**Dataset rows about figures:**

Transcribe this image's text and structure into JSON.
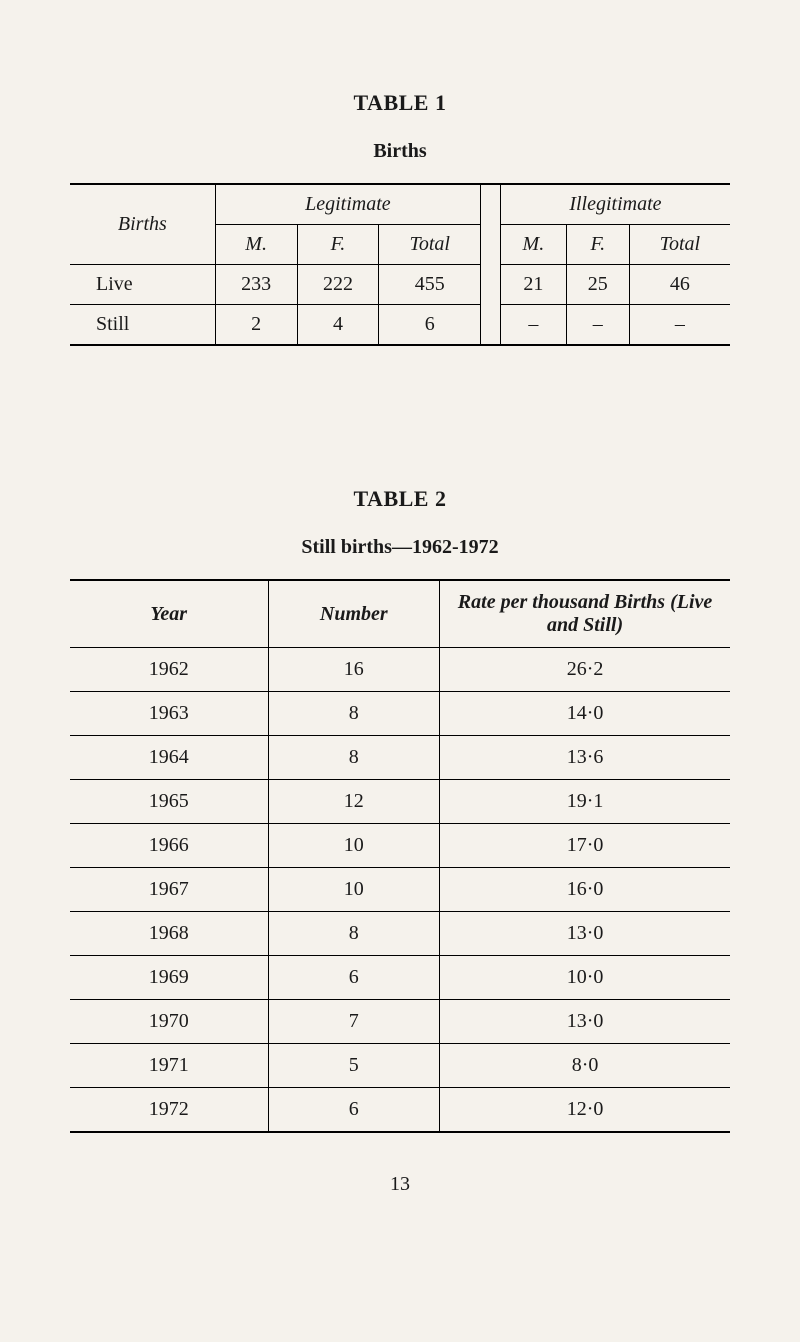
{
  "table1": {
    "title": "TABLE 1",
    "subtitle": "Births",
    "row_header": "Births",
    "group1": "Legitimate",
    "group2": "Illegitimate",
    "col_m": "M.",
    "col_f": "F.",
    "col_total": "Total",
    "rows": [
      {
        "label": "Live",
        "leg_m": "233",
        "leg_f": "222",
        "leg_total": "455",
        "ill_m": "21",
        "ill_f": "25",
        "ill_total": "46"
      },
      {
        "label": "Still",
        "leg_m": "2",
        "leg_f": "4",
        "leg_total": "6",
        "ill_m": "–",
        "ill_f": "–",
        "ill_total": "–"
      }
    ]
  },
  "table2": {
    "title": "TABLE 2",
    "subtitle": "Still births—1962-1972",
    "col_year": "Year",
    "col_number": "Number",
    "col_rate": "Rate per thousand Births (Live and Still)",
    "rows": [
      {
        "year": "1962",
        "number": "16",
        "rate": "26·2"
      },
      {
        "year": "1963",
        "number": "8",
        "rate": "14·0"
      },
      {
        "year": "1964",
        "number": "8",
        "rate": "13·6"
      },
      {
        "year": "1965",
        "number": "12",
        "rate": "19·1"
      },
      {
        "year": "1966",
        "number": "10",
        "rate": "17·0"
      },
      {
        "year": "1967",
        "number": "10",
        "rate": "16·0"
      },
      {
        "year": "1968",
        "number": "8",
        "rate": "13·0"
      },
      {
        "year": "1969",
        "number": "6",
        "rate": "10·0"
      },
      {
        "year": "1970",
        "number": "7",
        "rate": "13·0"
      },
      {
        "year": "1971",
        "number": "5",
        "rate": "8·0"
      },
      {
        "year": "1972",
        "number": "6",
        "rate": "12·0"
      }
    ]
  },
  "page_number": "13"
}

**TASK TO CARRY OUT:** Every line above should be returned word for word, with the pictures left behind.

**FINISHED ANSWER:**
Transcribe this image's text and structure into JSON.
{
  "table1": {
    "title": "TABLE 1",
    "subtitle": "Births",
    "row_header": "Births",
    "group1": "Legitimate",
    "group2": "Illegitimate",
    "col_m": "M.",
    "col_f": "F.",
    "col_total": "Total",
    "rows": [
      {
        "label": "Live",
        "leg_m": "233",
        "leg_f": "222",
        "leg_total": "455",
        "ill_m": "21",
        "ill_f": "25",
        "ill_total": "46"
      },
      {
        "label": "Still",
        "leg_m": "2",
        "leg_f": "4",
        "leg_total": "6",
        "ill_m": "–",
        "ill_f": "–",
        "ill_total": "–"
      }
    ]
  },
  "table2": {
    "title": "TABLE 2",
    "subtitle": "Still births—1962-1972",
    "col_year": "Year",
    "col_number": "Number",
    "col_rate": "Rate per thousand Births (Live and Still)",
    "rows": [
      {
        "year": "1962",
        "number": "16",
        "rate": "26·2"
      },
      {
        "year": "1963",
        "number": "8",
        "rate": "14·0"
      },
      {
        "year": "1964",
        "number": "8",
        "rate": "13·6"
      },
      {
        "year": "1965",
        "number": "12",
        "rate": "19·1"
      },
      {
        "year": "1966",
        "number": "10",
        "rate": "17·0"
      },
      {
        "year": "1967",
        "number": "10",
        "rate": "16·0"
      },
      {
        "year": "1968",
        "number": "8",
        "rate": "13·0"
      },
      {
        "year": "1969",
        "number": "6",
        "rate": "10·0"
      },
      {
        "year": "1970",
        "number": "7",
        "rate": "13·0"
      },
      {
        "year": "1971",
        "number": "5",
        "rate": "8·0"
      },
      {
        "year": "1972",
        "number": "6",
        "rate": "12·0"
      }
    ]
  },
  "page_number": "13"
}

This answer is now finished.